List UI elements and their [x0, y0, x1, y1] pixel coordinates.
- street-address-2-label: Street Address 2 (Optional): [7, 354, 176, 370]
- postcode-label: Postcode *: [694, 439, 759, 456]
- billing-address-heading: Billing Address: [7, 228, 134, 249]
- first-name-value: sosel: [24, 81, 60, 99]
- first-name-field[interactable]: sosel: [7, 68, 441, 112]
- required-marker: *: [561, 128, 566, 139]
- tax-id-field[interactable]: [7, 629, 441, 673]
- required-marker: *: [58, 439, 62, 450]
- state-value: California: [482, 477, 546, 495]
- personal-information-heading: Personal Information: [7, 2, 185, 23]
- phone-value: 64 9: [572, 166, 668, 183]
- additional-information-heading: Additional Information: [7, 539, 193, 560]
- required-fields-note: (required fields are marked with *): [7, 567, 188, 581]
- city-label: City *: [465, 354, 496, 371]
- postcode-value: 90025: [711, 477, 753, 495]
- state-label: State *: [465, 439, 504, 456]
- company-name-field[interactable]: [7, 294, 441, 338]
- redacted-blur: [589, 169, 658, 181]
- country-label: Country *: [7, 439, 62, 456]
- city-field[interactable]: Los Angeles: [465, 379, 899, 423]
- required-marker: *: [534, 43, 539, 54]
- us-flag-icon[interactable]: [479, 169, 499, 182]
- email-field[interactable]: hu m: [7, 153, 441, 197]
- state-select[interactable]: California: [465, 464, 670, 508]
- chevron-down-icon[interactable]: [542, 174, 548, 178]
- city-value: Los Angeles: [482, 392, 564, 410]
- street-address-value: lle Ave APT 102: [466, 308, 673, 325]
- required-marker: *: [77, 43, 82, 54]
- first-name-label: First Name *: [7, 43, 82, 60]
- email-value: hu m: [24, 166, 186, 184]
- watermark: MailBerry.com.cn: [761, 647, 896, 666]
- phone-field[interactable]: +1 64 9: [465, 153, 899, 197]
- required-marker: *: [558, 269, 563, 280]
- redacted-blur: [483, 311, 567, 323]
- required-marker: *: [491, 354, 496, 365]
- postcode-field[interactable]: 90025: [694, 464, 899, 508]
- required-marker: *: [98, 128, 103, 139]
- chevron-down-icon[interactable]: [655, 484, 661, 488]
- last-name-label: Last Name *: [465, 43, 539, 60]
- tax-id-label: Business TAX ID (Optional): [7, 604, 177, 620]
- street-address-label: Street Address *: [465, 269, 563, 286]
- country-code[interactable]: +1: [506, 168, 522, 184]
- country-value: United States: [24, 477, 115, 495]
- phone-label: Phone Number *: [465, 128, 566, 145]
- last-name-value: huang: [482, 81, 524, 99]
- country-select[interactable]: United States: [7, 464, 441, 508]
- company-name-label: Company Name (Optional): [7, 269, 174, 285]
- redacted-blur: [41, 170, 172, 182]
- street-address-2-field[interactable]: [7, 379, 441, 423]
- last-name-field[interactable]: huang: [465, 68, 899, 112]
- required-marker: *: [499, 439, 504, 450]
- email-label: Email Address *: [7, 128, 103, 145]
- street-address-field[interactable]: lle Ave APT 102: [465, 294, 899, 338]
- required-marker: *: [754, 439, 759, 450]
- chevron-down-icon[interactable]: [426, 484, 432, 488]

• [Short problem]:
Reproduce every line above word for word, from the first through the last, without changing anything.

• [Reply]:
List UI elements and their [x0, y0, x1, y1] pixel coordinates.
- street-address-2-label: Street Address 2 (Optional): [7, 354, 176, 370]
- postcode-label: Postcode *: [694, 439, 759, 456]
- billing-address-heading: Billing Address: [7, 228, 134, 249]
- first-name-value: sosel: [24, 81, 60, 99]
- first-name-field[interactable]: sosel: [7, 68, 441, 112]
- required-marker: *: [561, 128, 566, 139]
- tax-id-field[interactable]: [7, 629, 441, 673]
- required-marker: *: [58, 439, 62, 450]
- state-value: California: [482, 477, 546, 495]
- personal-information-heading: Personal Information: [7, 2, 185, 23]
- phone-value: 64 9: [572, 166, 668, 183]
- additional-information-heading: Additional Information: [7, 539, 193, 560]
- required-fields-note: (required fields are marked with *): [7, 567, 188, 581]
- city-label: City *: [465, 354, 496, 371]
- postcode-value: 90025: [711, 477, 753, 495]
- state-label: State *: [465, 439, 504, 456]
- company-name-field[interactable]: [7, 294, 441, 338]
- redacted-blur: [589, 169, 658, 181]
- country-label: Country *: [7, 439, 62, 456]
- city-field[interactable]: Los Angeles: [465, 379, 899, 423]
- required-marker: *: [534, 43, 539, 54]
- us-flag-icon[interactable]: [479, 169, 499, 182]
- email-field[interactable]: hu m: [7, 153, 441, 197]
- state-select[interactable]: California: [465, 464, 670, 508]
- chevron-down-icon[interactable]: [542, 174, 548, 178]
- city-value: Los Angeles: [482, 392, 564, 410]
- street-address-value: lle Ave APT 102: [466, 308, 673, 325]
- required-marker: *: [77, 43, 82, 54]
- first-name-label: First Name *: [7, 43, 82, 60]
- email-value: hu m: [24, 166, 186, 184]
- watermark: MailBerry.com.cn: [761, 647, 896, 666]
- phone-field[interactable]: +1 64 9: [465, 153, 899, 197]
- required-marker: *: [558, 269, 563, 280]
- redacted-blur: [483, 311, 567, 323]
- required-marker: *: [491, 354, 496, 365]
- postcode-field[interactable]: 90025: [694, 464, 899, 508]
- required-marker: *: [98, 128, 103, 139]
- chevron-down-icon[interactable]: [655, 484, 661, 488]
- last-name-label: Last Name *: [465, 43, 539, 60]
- tax-id-label: Business TAX ID (Optional): [7, 604, 177, 620]
- street-address-label: Street Address *: [465, 269, 563, 286]
- country-code[interactable]: +1: [506, 168, 522, 184]
- country-value: United States: [24, 477, 115, 495]
- phone-label: Phone Number *: [465, 128, 566, 145]
- last-name-value: huang: [482, 81, 524, 99]
- country-select[interactable]: United States: [7, 464, 441, 508]
- company-name-label: Company Name (Optional): [7, 269, 174, 285]
- redacted-blur: [41, 170, 172, 182]
- street-address-2-field[interactable]: [7, 379, 441, 423]
- last-name-field[interactable]: huang: [465, 68, 899, 112]
- required-marker: *: [499, 439, 504, 450]
- email-label: Email Address *: [7, 128, 103, 145]
- street-address-field[interactable]: lle Ave APT 102: [465, 294, 899, 338]
- required-marker: *: [754, 439, 759, 450]
- chevron-down-icon[interactable]: [426, 484, 432, 488]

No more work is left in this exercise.